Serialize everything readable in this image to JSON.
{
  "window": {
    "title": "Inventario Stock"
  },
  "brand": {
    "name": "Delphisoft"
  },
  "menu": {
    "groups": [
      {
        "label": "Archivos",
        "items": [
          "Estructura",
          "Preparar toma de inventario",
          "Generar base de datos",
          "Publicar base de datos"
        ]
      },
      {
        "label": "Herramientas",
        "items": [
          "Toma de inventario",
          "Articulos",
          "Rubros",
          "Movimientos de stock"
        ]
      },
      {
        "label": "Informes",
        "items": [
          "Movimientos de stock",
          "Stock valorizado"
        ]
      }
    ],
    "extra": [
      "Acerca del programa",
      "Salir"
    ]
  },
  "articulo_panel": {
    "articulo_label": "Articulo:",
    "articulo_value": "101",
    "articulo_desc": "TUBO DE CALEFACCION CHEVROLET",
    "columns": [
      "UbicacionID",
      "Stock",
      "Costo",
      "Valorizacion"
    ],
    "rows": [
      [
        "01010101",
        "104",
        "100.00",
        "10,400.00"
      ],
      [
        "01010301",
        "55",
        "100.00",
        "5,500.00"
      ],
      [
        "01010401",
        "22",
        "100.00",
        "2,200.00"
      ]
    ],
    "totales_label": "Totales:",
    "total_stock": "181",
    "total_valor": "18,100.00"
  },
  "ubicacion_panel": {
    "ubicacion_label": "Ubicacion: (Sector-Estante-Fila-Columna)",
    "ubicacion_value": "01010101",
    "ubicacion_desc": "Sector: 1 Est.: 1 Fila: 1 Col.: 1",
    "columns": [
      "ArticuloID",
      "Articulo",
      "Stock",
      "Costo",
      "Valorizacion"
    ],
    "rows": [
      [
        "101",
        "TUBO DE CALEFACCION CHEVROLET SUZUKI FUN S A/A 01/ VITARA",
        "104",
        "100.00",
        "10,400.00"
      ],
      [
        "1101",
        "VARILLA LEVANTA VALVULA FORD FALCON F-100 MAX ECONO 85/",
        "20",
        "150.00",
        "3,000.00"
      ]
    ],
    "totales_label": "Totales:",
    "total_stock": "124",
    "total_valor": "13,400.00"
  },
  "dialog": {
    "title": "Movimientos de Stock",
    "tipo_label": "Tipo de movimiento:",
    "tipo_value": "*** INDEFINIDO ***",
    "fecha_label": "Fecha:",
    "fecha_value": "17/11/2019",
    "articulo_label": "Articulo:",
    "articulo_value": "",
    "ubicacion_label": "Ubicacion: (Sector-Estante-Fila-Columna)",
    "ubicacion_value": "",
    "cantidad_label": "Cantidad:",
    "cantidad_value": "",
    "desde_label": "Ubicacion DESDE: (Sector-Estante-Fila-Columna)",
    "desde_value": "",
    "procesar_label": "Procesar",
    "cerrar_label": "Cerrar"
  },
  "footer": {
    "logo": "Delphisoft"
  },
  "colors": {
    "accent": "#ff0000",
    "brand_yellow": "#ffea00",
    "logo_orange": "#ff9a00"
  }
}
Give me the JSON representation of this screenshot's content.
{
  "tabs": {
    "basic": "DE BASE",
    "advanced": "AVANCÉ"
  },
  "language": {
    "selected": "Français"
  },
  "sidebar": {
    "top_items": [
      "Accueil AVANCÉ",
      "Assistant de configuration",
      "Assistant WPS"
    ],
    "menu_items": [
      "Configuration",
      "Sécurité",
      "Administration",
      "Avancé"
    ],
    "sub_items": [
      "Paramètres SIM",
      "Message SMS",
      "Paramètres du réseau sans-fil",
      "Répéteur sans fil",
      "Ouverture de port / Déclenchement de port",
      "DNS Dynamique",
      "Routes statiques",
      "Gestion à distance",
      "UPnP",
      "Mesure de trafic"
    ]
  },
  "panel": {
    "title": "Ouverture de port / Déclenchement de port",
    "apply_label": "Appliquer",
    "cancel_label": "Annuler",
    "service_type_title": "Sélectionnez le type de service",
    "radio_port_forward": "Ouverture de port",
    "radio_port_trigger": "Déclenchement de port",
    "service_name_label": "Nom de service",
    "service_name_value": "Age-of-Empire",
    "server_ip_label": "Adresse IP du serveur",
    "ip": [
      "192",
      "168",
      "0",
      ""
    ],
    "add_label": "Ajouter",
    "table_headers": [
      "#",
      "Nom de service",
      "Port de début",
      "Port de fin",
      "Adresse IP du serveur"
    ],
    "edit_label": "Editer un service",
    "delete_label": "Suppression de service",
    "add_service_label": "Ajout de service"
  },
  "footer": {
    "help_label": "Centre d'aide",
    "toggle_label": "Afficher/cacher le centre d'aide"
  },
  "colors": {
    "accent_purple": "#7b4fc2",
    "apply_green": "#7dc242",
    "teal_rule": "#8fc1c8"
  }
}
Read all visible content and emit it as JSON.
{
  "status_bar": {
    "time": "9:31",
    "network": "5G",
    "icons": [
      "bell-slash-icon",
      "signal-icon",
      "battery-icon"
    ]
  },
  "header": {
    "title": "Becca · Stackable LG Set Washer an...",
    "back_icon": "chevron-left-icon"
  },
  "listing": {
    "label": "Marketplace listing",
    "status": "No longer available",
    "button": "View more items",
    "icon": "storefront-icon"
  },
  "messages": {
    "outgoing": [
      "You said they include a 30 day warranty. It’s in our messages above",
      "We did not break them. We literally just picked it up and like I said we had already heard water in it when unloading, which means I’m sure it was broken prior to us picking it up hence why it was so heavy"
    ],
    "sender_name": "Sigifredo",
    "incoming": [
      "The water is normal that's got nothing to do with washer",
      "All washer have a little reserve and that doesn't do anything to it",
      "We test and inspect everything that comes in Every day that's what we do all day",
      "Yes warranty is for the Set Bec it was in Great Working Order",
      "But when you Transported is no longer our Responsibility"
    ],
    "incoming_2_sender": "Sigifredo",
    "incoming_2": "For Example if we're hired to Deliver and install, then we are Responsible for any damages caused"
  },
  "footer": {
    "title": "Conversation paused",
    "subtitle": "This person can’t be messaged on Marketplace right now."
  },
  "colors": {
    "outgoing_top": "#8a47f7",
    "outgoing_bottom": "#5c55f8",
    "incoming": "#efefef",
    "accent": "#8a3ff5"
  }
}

-=-=-

Please reproduce each line exactly as written.

Serialize everything readable in this image to JSON.
{
  "window": {
    "title": "Inventario Stock"
  },
  "brand": {
    "name": "Delphisoft"
  },
  "menu": {
    "groups": [
      {
        "label": "Archivos",
        "items": [
          "Estructura",
          "Preparar toma de inventario",
          "Generar base de datos",
          "Publicar base de datos"
        ]
      },
      {
        "label": "Herramientas",
        "items": [
          "Toma de inventario",
          "Articulos",
          "Rubros",
          "Movimientos de stock"
        ]
      },
      {
        "label": "Informes",
        "items": [
          "Movimientos de stock",
          "Stock valorizado"
        ]
      }
    ],
    "extra": [
      "Acerca del programa",
      "Salir"
    ]
  },
  "articulo_panel": {
    "articulo_label": "Articulo:",
    "articulo_value": "101",
    "articulo_desc": "TUBO DE CALEFACCION CHEVROLET",
    "columns": [
      "UbicacionID",
      "Stock",
      "Costo",
      "Valorizacion"
    ],
    "rows": [
      [
        "01010101",
        "104",
        "100.00",
        "10,400.00"
      ],
      [
        "01010301",
        "55",
        "100.00",
        "5,500.00"
      ],
      [
        "01010401",
        "22",
        "100.00",
        "2,200.00"
      ]
    ],
    "totales_label": "Totales:",
    "total_stock": "181",
    "total_valor": "18,100.00"
  },
  "ubicacion_panel": {
    "ubicacion_label": "Ubicacion: (Sector-Estante-Fila-Columna)",
    "ubicacion_value": "01010101",
    "ubicacion_desc": "Sector: 1 Est.: 1 Fila: 1 Col.: 1",
    "columns": [
      "ArticuloID",
      "Articulo",
      "Stock",
      "Costo",
      "Valorizacion"
    ],
    "rows": [
      [
        "101",
        "TUBO DE CALEFACCION CHEVROLET SUZUKI FUN S A/A 01/ VITARA",
        "104",
        "100.00",
        "10,400.00"
      ],
      [
        "1101",
        "VARILLA LEVANTA VALVULA FORD FALCON F-100 MAX ECONO 85/",
        "20",
        "150.00",
        "3,000.00"
      ]
    ],
    "totales_label": "Totales:",
    "total_stock": "124",
    "total_valor": "13,400.00"
  },
  "dialog": {
    "title": "Movimientos de Stock",
    "tipo_label": "Tipo de movimiento:",
    "tipo_value": "*** INDEFINIDO ***",
    "fecha_label": "Fecha:",
    "fecha_value": "17/11/2019",
    "articulo_label": "Articulo:",
    "articulo_value": "",
    "ubicacion_label": "Ubicacion: (Sector-Estante-Fila-Columna)",
    "ubicacion_value": "",
    "cantidad_label": "Cantidad:",
    "cantidad_value": "",
    "desde_label": "Ubicacion DESDE: (Sector-Estante-Fila-Columna)",
    "desde_value": "",
    "procesar_label": "Procesar",
    "cerrar_label": "Cerrar"
  },
  "footer": {
    "logo": "Delphisoft"
  },
  "colors": {
    "accent": "#ff0000",
    "brand_yellow": "#ffea00",
    "logo_orange": "#ff9a00"
  }
}
Give me the JSON representation of this screenshot's content.
{
  "tabs": {
    "basic": "DE BASE",
    "advanced": "AVANCÉ"
  },
  "language": {
    "selected": "Français"
  },
  "sidebar": {
    "top_items": [
      "Accueil AVANCÉ",
      "Assistant de configuration",
      "Assistant WPS"
    ],
    "menu_items": [
      "Configuration",
      "Sécurité",
      "Administration",
      "Avancé"
    ],
    "sub_items": [
      "Paramètres SIM",
      "Message SMS",
      "Paramètres du réseau sans-fil",
      "Répéteur sans fil",
      "Ouverture de port / Déclenchement de port",
      "DNS Dynamique",
      "Routes statiques",
      "Gestion à distance",
      "UPnP",
      "Mesure de trafic"
    ]
  },
  "panel": {
    "title": "Ouverture de port / Déclenchement de port",
    "apply_label": "Appliquer",
    "cancel_label": "Annuler",
    "service_type_title": "Sélectionnez le type de service",
    "radio_port_forward": "Ouverture de port",
    "radio_port_trigger": "Déclenchement de port",
    "service_name_label": "Nom de service",
    "service_name_value": "Age-of-Empire",
    "server_ip_label": "Adresse IP du serveur",
    "ip": [
      "192",
      "168",
      "0",
      ""
    ],
    "add_label": "Ajouter",
    "table_headers": [
      "#",
      "Nom de service",
      "Port de début",
      "Port de fin",
      "Adresse IP du serveur"
    ],
    "edit_label": "Editer un service",
    "delete_label": "Suppression de service",
    "add_service_label": "Ajout de service"
  },
  "footer": {
    "help_label": "Centre d'aide",
    "toggle_label": "Afficher/cacher le centre d'aide"
  },
  "colors": {
    "accent_purple": "#7b4fc2",
    "apply_green": "#7dc242",
    "teal_rule": "#8fc1c8"
  }
}
Read all visible content and emit it as JSON.
{
  "status_bar": {
    "time": "9:31",
    "network": "5G",
    "icons": [
      "bell-slash-icon",
      "signal-icon",
      "battery-icon"
    ]
  },
  "header": {
    "title": "Becca · Stackable LG Set Washer an...",
    "back_icon": "chevron-left-icon"
  },
  "listing": {
    "label": "Marketplace listing",
    "status": "No longer available",
    "button": "View more items",
    "icon": "storefront-icon"
  },
  "messages": {
    "outgoing": [
      "You said they include a 30 day warranty. It’s in our messages above",
      "We did not break them. We literally just picked it up and like I said we had already heard water in it when unloading, which means I’m sure it was broken prior to us picking it up hence why it was so heavy"
    ],
    "sender_name": "Sigifredo",
    "incoming": [
      "The water is normal that's got nothing to do with washer",
      "All washer have a little reserve and that doesn't do anything to it",
      "We test and inspect everything that comes in Every day that's what we do all day",
      "Yes warranty is for the Set Bec it was in Great Working Order",
      "But when you Transported is no longer our Responsibility"
    ],
    "incoming_2_sender": "Sigifredo",
    "incoming_2": "For Example if we're hired to Deliver and install, then we are Responsible for any damages caused"
  },
  "footer": {
    "title": "Conversation paused",
    "subtitle": "This person can’t be messaged on Marketplace right now."
  },
  "colors": {
    "outgoing_top": "#8a47f7",
    "outgoing_bottom": "#5c55f8",
    "incoming": "#efefef",
    "accent": "#8a3ff5"
  }
}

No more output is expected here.